*Stored items:*

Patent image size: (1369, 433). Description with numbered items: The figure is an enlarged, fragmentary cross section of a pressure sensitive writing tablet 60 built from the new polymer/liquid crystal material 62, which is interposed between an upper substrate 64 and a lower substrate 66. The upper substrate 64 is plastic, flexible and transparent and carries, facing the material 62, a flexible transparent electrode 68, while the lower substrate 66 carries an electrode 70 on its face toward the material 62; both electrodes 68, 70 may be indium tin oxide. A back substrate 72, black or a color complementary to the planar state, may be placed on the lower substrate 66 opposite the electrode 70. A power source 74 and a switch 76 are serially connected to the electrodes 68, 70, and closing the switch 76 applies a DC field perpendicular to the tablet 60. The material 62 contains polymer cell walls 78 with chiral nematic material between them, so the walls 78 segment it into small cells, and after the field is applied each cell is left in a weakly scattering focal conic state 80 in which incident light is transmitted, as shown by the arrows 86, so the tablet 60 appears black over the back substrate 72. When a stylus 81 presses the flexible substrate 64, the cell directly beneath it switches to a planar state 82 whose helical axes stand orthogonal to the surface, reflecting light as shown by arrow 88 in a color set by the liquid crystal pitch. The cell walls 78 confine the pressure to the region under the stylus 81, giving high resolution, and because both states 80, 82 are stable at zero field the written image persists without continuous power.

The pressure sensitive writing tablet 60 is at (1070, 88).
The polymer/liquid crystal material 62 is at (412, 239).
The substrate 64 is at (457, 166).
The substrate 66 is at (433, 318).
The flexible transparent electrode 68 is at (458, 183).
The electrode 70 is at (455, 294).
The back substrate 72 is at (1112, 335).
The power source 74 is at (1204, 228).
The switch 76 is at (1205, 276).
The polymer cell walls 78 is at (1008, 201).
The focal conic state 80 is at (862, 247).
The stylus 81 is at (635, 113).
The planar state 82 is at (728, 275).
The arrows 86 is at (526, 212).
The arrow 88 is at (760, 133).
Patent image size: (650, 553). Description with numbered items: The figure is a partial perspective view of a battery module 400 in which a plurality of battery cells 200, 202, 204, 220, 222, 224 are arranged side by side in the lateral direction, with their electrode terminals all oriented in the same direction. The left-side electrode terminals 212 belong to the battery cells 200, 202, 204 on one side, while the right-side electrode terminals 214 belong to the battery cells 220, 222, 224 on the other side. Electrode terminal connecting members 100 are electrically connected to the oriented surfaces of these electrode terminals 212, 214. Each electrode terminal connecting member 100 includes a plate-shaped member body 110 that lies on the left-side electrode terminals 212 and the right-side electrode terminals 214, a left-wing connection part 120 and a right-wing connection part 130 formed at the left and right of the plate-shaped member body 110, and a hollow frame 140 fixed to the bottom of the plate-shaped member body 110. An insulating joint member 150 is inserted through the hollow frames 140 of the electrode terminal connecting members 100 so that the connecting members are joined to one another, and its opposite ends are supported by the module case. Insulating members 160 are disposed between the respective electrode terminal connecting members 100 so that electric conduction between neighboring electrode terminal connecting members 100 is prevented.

*Required action:* All of the data needs to be reproduced exactly, with no line missing.

*Solution for this task:*
Patent image size: (1369, 433). Description with numbered items: The figure is an enlarged, fragmentary cross section of a pressure sensitive writing tablet 60 built from the new polymer/liquid crystal material 62, which is interposed between an upper substrate 64 and a lower substrate 66. The upper substrate 64 is plastic, flexible and transparent and carries, facing the material 62, a flexible transparent electrode 68, while the lower substrate 66 carries an electrode 70 on its face toward the material 62; both electrodes 68, 70 may be indium tin oxide. A back substrate 72, black or a color complementary to the planar state, may be placed on the lower substrate 66 opposite the electrode 70. A power source 74 and a switch 76 are serially connected to the electrodes 68, 70, and closing the switch 76 applies a DC field perpendicular to the tablet 60. The material 62 contains polymer cell walls 78 with chiral nematic material between them, so the walls 78 segment it into small cells, and after the field is applied each cell is left in a weakly scattering focal conic state 80 in which incident light is transmitted, as shown by the arrows 86, so the tablet 60 appears black over the back substrate 72. When a stylus 81 presses the flexible substrate 64, the cell directly beneath it switches to a planar state 82 whose helical axes stand orthogonal to the surface, reflecting light as shown by arrow 88 in a color set by the liquid crystal pitch. The cell walls 78 confine the pressure to the region under the stylus 81, giving high resolution, and because both states 80, 82 are stable at zero field the written image persists without continuous power.

The pressure sensitive writing tablet 60 is at (1070, 88).
The polymer/liquid crystal material 62 is at (412, 239).
The substrate 64 is at (457, 166).
The substrate 66 is at (433, 318).
The flexible transparent electrode 68 is at (458, 183).
The electrode 70 is at (455, 294).
The back substrate 72 is at (1112, 335).
The power source 74 is at (1204, 228).
The switch 76 is at (1205, 276).
The polymer cell walls 78 is at (1008, 201).
The focal conic state 80 is at (862, 247).
The stylus 81 is at (635, 113).
The planar state 82 is at (728, 275).
The arrows 86 is at (526, 212).
The arrow 88 is at (760, 133).
Patent image size: (650, 553). Description with numbered items: The figure is a partial perspective view of a battery module 400 in which a plurality of battery cells 200, 202, 204, 220, 222, 224 are arranged side by side in the lateral direction, with their electrode terminals all oriented in the same direction. The left-side electrode terminals 212 belong to the battery cells 200, 202, 204 on one side, while the right-side electrode terminals 214 belong to the battery cells 220, 222, 224 on the other side. Electrode terminal connecting members 100 are electrically connected to the oriented surfaces of these electrode terminals 212, 214. Each electrode terminal connecting member 100 includes a plate-shaped member body 110 that lies on the left-side electrode terminals 212 and the right-side electrode terminals 214, a left-wing connection part 120 and a right-wing connection part 130 formed at the left and right of the plate-shaped member body 110, and a hollow frame 140 fixed to the bottom of the plate-shaped member body 110. An insulating joint member 150 is inserted through the hollow frames 140 of the electrode terminal connecting members 100 so that the connecting members are joined to one another, and its opposite ends are supported by the module case. Insulating members 160 are disposed between the respective electrode terminal connecting members 100 so that electric conduction between neighboring electrode terminal connecting members 100 is prevented.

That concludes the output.